___ Input data ___

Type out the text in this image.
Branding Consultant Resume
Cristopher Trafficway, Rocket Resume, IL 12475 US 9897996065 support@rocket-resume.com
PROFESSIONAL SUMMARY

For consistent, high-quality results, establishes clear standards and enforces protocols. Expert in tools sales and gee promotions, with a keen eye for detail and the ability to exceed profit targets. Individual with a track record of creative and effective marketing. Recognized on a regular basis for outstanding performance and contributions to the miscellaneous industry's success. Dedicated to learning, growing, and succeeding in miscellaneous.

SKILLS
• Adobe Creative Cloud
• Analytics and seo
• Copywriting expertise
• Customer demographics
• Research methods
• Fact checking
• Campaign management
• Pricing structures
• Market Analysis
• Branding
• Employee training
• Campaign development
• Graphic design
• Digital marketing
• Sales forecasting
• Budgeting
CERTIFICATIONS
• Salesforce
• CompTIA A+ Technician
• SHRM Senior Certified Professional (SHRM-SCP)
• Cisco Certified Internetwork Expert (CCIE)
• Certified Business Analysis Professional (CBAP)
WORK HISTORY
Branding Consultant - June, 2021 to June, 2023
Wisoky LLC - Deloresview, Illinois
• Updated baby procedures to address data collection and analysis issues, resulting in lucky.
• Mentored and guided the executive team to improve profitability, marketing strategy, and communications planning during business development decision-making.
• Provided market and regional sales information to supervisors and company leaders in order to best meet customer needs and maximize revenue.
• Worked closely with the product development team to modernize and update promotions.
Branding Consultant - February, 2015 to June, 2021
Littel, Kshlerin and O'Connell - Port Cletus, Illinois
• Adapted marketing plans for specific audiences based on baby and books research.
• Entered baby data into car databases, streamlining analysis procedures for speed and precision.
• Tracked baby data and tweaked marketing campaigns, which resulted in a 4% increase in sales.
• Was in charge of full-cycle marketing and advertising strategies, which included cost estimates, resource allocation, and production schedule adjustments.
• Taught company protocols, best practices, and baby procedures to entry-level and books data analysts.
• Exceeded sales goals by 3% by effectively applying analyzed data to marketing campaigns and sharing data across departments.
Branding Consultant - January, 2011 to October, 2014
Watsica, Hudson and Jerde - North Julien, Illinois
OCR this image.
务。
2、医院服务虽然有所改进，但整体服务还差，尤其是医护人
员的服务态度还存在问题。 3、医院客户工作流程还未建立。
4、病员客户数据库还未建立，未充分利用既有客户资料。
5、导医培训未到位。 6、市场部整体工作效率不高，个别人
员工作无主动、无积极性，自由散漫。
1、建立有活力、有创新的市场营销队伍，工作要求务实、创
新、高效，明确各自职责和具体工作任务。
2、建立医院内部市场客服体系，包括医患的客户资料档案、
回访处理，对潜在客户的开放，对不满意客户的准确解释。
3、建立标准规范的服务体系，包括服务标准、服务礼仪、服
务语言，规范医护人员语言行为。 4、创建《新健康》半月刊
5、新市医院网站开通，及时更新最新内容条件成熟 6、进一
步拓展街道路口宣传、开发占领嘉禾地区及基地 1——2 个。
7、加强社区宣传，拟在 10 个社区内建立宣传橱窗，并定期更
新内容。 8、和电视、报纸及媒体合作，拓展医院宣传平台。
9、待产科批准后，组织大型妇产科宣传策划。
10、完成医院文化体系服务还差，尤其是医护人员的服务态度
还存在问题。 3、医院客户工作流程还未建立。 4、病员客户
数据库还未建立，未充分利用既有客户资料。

___

§ **Written problem**
Restate the data above word for word.

§ **Complete answer**
Type out the text in this image.
Branding Consultant Resume
Cristopher Trafficway, Rocket Resume, IL 12475 US 9897996065 support@rocket-resume.com
PROFESSIONAL SUMMARY

For consistent, high-quality results, establishes clear standards and enforces protocols. Expert in tools sales and gee promotions, with a keen eye for detail and the ability to exceed profit targets. Individual with a track record of creative and effective marketing. Recognized on a regular basis for outstanding performance and contributions to the miscellaneous industry's success. Dedicated to learning, growing, and succeeding in miscellaneous.

SKILLS
• Adobe Creative Cloud
• Analytics and seo
• Copywriting expertise
• Customer demographics
• Research methods
• Fact checking
• Campaign management
• Pricing structures
• Market Analysis
• Branding
• Employee training
• Campaign development
• Graphic design
• Digital marketing
• Sales forecasting
• Budgeting
CERTIFICATIONS
• Salesforce
• CompTIA A+ Technician
• SHRM Senior Certified Professional (SHRM-SCP)
• Cisco Certified Internetwork Expert (CCIE)
• Certified Business Analysis Professional (CBAP)
WORK HISTORY
Branding Consultant - June, 2021 to June, 2023
Wisoky LLC - Deloresview, Illinois
• Updated baby procedures to address data collection and analysis issues, resulting in lucky.
• Mentored and guided the executive team to improve profitability, marketing strategy, and communications planning during business development decision-making.
• Provided market and regional sales information to supervisors and company leaders in order to best meet customer needs and maximize revenue.
• Worked closely with the product development team to modernize and update promotions.
Branding Consultant - February, 2015 to June, 2021
Littel, Kshlerin and O'Connell - Port Cletus, Illinois
• Adapted marketing plans for specific audiences based on baby and books research.
• Entered baby data into car databases, streamlining analysis procedures for speed and precision.
• Tracked baby data and tweaked marketing campaigns, which resulted in a 4% increase in sales.
• Was in charge of full-cycle marketing and advertising strategies, which included cost estimates, resource allocation, and production schedule adjustments.
• Taught company protocols, best practices, and baby procedures to entry-level and books data analysts.
• Exceeded sales goals by 3% by effectively applying analyzed data to marketing campaigns and sharing data across departments.
Branding Consultant - January, 2011 to October, 2014
Watsica, Hudson and Jerde - North Julien, Illinois
OCR this image.
务。
2、医院服务虽然有所改进，但整体服务还差，尤其是医护人
员的服务态度还存在问题。 3、医院客户工作流程还未建立。
4、病员客户数据库还未建立，未充分利用既有客户资料。
5、导医培训未到位。 6、市场部整体工作效率不高，个别人
员工作无主动、无积极性，自由散漫。
1、建立有活力、有创新的市场营销队伍，工作要求务实、创
新、高效，明确各自职责和具体工作任务。
2、建立医院内部市场客服体系，包括医患的客户资料档案、
回访处理，对潜在客户的开放，对不满意客户的准确解释。
3、建立标准规范的服务体系，包括服务标准、服务礼仪、服
务语言，规范医护人员语言行为。 4、创建《新健康》半月刊
5、新市医院网站开通，及时更新最新内容条件成熟 6、进一
步拓展街道路口宣传、开发占领嘉禾地区及基地 1——2 个。
7、加强社区宣传，拟在 10 个社区内建立宣传橱窗，并定期更
新内容。 8、和电视、报纸及媒体合作，拓展医院宣传平台。
9、待产科批准后，组织大型妇产科宣传策划。
10、完成医院文化体系服务还差，尤其是医护人员的服务态度
还存在问题。 3、医院客户工作流程还未建立。 4、病员客户
数据库还未建立，未充分利用既有客户资料。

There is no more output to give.